What is required: From the listing below, return each line that includes "name".
--- Start Supplied data ---
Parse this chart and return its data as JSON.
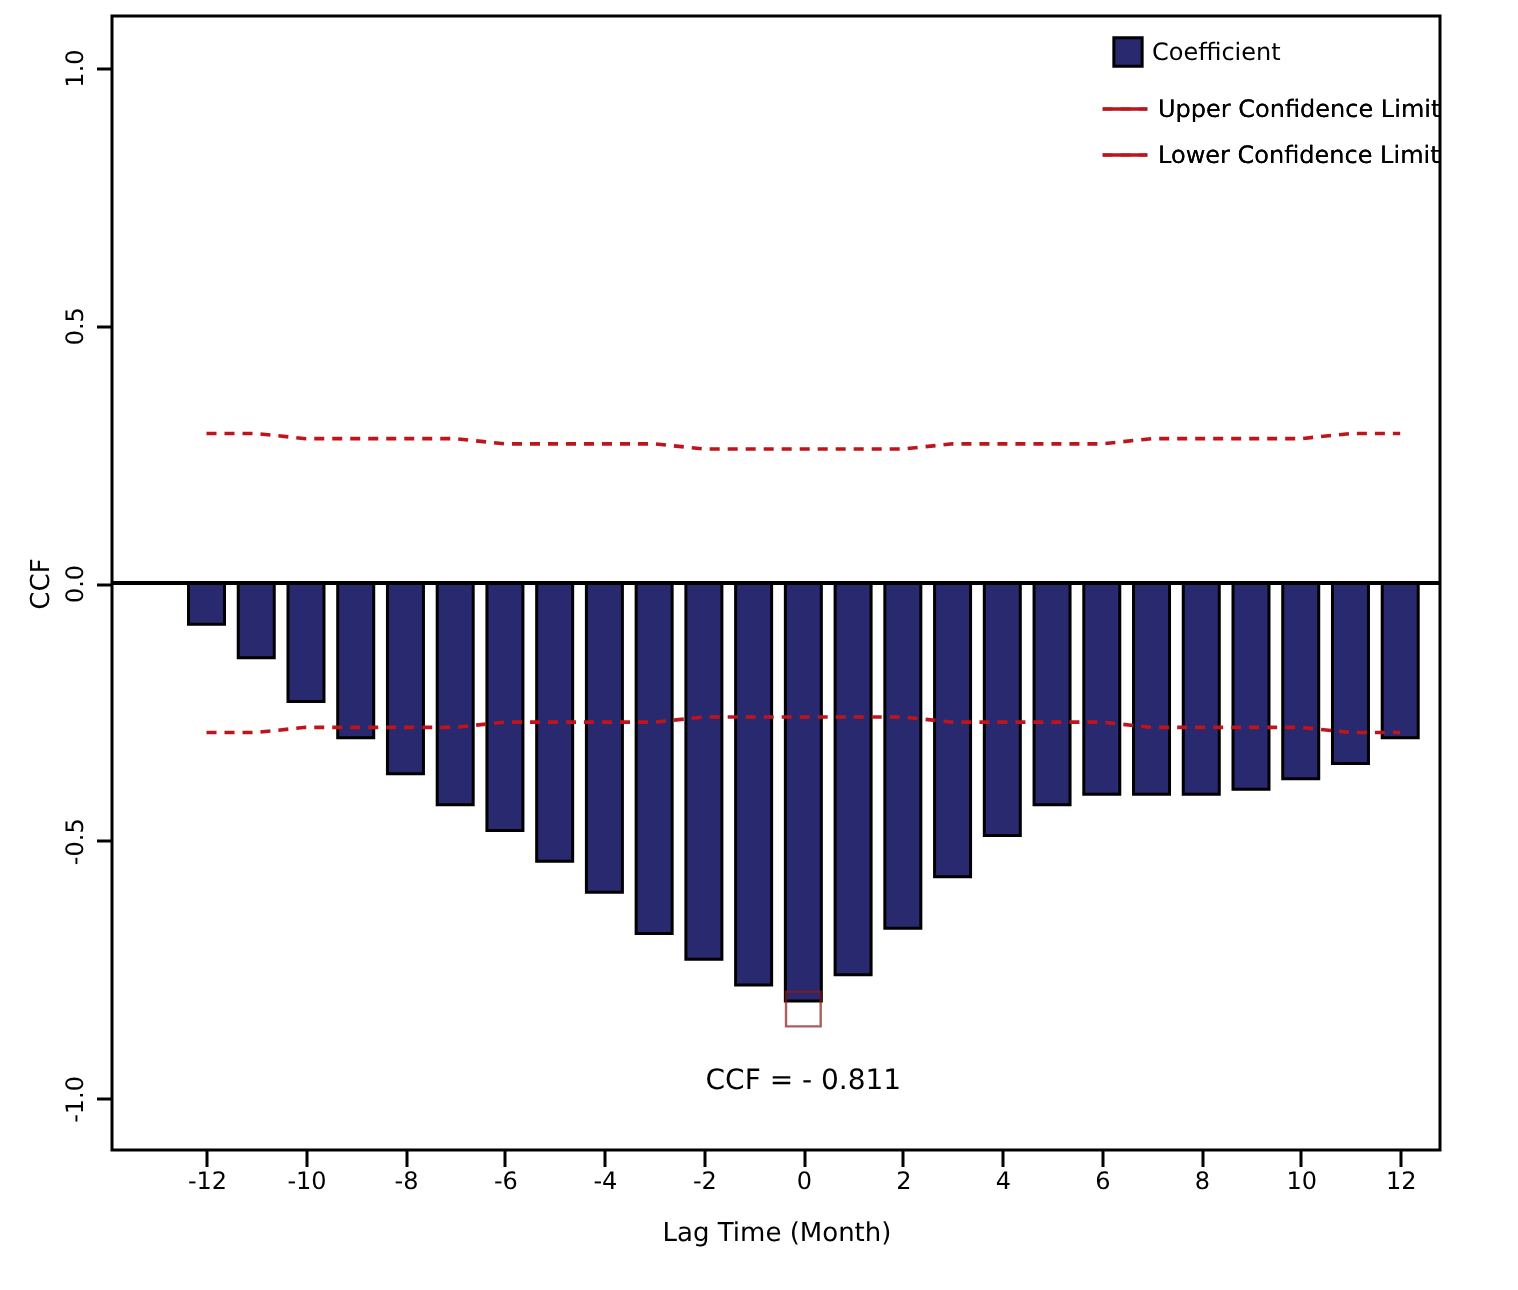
{
  "chart_data": {
    "type": "bar",
    "xlabel": "Lag Time (Month)",
    "ylabel": "CCF",
    "x": [
      -12,
      -11,
      -10,
      -9,
      -8,
      -7,
      -6,
      -5,
      -4,
      -3,
      -2,
      -1,
      0,
      1,
      2,
      3,
      4,
      5,
      6,
      7,
      8,
      9,
      10,
      11,
      12
    ],
    "series": [
      {
        "name": "Coefficient",
        "color": "#28296e",
        "values": [
          -0.08,
          -0.145,
          -0.23,
          -0.3,
          -0.37,
          -0.43,
          -0.48,
          -0.54,
          -0.6,
          -0.68,
          -0.73,
          -0.78,
          -0.811,
          -0.76,
          -0.67,
          -0.57,
          -0.49,
          -0.43,
          -0.41,
          -0.41,
          -0.41,
          -0.4,
          -0.38,
          -0.35,
          -0.3
        ]
      },
      {
        "name": "Upper Confidence Limit",
        "type": "line",
        "color": "#c0141c",
        "line_style": "dashed",
        "values": [
          0.29,
          0.29,
          0.28,
          0.28,
          0.28,
          0.28,
          0.27,
          0.27,
          0.27,
          0.27,
          0.26,
          0.26,
          0.26,
          0.26,
          0.26,
          0.27,
          0.27,
          0.27,
          0.27,
          0.28,
          0.28,
          0.28,
          0.28,
          0.29,
          0.29
        ]
      },
      {
        "name": "Lower Confidence Limit",
        "type": "line",
        "color": "#c0141c",
        "line_style": "dashed",
        "values": [
          -0.29,
          -0.29,
          -0.28,
          -0.28,
          -0.28,
          -0.28,
          -0.27,
          -0.27,
          -0.27,
          -0.27,
          -0.26,
          -0.26,
          -0.26,
          -0.26,
          -0.26,
          -0.27,
          -0.27,
          -0.27,
          -0.27,
          -0.28,
          -0.28,
          -0.28,
          -0.28,
          -0.29,
          -0.29
        ]
      }
    ],
    "xlim": [
      -13.9,
      12.8
    ],
    "xticks": [
      -12,
      -10,
      -8,
      -6,
      -4,
      -2,
      0,
      2,
      4,
      6,
      8,
      10,
      12
    ],
    "ylim": [
      -1.1,
      1.1
    ],
    "yticks": [
      {
        "value": -1,
        "label": "-1.0"
      },
      {
        "value": -0.5,
        "label": "-0.5"
      },
      {
        "value": 0,
        "label": "0.0"
      },
      {
        "value": 0.5,
        "label": "0.5"
      },
      {
        "value": 1,
        "label": "1.0"
      }
    ],
    "ref_lines": [
      {
        "axis": "y",
        "value": 0,
        "color": "#000000"
      }
    ],
    "annotations": [
      {
        "text": "CCF = - 0.811",
        "x": 0,
        "y": -0.811
      }
    ],
    "grid": false,
    "legend": "top right"
  }
}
--- End Supplied data ---
Solved problem:
        "name": "Coefficient",
        "name": "Upper Confidence Limit",
        "name": "Lower Confidence Limit",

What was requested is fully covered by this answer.